─── Working data
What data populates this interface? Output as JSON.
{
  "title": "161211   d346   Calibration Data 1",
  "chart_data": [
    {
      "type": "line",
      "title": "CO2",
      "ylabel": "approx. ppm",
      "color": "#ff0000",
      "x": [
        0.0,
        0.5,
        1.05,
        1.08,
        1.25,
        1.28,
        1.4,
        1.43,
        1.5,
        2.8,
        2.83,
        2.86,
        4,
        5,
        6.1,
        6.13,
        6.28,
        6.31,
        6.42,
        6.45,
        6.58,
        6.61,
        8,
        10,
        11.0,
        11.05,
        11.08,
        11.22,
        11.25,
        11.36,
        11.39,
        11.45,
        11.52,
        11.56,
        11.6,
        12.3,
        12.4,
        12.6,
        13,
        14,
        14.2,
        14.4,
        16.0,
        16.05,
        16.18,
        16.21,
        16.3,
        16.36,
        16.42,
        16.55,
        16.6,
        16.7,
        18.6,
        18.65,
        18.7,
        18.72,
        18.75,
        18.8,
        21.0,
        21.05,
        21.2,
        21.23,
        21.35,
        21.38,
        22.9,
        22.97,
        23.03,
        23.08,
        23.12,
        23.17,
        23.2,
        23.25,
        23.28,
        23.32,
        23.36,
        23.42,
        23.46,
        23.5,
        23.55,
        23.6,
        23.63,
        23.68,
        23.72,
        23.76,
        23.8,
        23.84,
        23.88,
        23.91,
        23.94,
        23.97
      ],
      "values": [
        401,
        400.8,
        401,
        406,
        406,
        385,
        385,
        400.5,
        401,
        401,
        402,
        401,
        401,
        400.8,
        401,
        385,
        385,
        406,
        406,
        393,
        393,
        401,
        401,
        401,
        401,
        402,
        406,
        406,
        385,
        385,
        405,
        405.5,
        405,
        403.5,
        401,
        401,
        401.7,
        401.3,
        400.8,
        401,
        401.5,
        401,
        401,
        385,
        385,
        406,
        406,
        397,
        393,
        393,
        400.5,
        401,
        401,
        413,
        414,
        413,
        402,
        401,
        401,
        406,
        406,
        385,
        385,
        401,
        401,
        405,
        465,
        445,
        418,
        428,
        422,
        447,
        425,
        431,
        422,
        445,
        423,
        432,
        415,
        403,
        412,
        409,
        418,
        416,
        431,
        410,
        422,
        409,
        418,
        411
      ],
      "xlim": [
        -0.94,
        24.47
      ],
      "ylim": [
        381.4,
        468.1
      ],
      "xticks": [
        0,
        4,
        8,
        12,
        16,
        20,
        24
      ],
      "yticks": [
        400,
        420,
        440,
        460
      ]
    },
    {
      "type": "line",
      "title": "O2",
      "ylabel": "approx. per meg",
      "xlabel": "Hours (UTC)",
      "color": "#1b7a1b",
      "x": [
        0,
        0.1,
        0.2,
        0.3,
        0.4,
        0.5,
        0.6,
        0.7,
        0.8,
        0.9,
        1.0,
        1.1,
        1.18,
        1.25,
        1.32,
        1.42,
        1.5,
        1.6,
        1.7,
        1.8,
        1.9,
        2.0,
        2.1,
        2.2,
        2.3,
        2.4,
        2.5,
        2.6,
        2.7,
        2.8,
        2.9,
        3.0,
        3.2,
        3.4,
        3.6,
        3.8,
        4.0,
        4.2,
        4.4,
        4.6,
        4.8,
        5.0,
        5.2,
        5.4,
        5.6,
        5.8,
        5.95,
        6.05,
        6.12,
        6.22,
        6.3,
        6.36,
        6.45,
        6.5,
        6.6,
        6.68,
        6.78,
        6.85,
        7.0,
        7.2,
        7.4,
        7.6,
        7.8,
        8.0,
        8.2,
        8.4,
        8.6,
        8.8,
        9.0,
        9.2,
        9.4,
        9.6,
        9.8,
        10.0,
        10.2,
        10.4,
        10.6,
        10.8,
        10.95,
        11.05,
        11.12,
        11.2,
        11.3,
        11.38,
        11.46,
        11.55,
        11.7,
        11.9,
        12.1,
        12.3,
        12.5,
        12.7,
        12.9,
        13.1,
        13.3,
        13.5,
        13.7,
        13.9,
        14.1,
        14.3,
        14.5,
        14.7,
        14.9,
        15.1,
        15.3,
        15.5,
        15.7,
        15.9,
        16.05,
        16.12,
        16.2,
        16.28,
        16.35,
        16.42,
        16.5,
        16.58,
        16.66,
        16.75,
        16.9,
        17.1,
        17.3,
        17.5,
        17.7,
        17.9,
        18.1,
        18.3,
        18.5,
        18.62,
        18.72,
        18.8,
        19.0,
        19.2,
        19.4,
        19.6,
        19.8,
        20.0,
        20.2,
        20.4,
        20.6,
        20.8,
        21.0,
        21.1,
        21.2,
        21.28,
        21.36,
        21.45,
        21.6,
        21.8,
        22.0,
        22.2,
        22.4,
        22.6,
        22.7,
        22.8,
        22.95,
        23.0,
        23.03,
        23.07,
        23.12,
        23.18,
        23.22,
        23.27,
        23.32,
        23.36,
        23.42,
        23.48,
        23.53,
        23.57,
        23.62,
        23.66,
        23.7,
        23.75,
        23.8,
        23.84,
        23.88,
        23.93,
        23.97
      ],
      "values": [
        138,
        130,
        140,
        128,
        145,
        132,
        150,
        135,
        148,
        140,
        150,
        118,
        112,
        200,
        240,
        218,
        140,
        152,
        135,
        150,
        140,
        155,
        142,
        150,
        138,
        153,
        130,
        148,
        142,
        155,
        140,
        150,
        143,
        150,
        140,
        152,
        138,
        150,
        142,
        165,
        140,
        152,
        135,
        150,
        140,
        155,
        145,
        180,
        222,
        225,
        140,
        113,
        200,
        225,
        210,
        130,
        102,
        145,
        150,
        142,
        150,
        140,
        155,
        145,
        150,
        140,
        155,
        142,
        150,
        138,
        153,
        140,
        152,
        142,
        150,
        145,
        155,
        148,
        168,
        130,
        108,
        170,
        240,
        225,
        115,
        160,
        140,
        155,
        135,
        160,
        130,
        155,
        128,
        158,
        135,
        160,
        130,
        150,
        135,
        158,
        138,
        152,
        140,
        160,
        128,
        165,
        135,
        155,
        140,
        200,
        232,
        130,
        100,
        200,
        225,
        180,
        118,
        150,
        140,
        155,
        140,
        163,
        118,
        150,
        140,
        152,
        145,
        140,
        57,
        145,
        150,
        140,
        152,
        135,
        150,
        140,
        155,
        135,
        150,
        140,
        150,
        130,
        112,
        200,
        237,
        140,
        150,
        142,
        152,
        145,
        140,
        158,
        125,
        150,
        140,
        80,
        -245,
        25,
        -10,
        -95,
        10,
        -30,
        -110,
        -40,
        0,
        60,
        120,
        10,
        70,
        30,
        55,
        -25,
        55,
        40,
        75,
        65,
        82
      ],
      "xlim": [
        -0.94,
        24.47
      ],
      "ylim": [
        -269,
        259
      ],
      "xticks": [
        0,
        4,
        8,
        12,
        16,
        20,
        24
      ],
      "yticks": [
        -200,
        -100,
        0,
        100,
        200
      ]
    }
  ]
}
──────
**Aim**
Using the listing above, pull out all lines that hold the word "approx".

**Task output**
      "ylabel": "approx. ppm",
      "ylabel": "approx. per meg",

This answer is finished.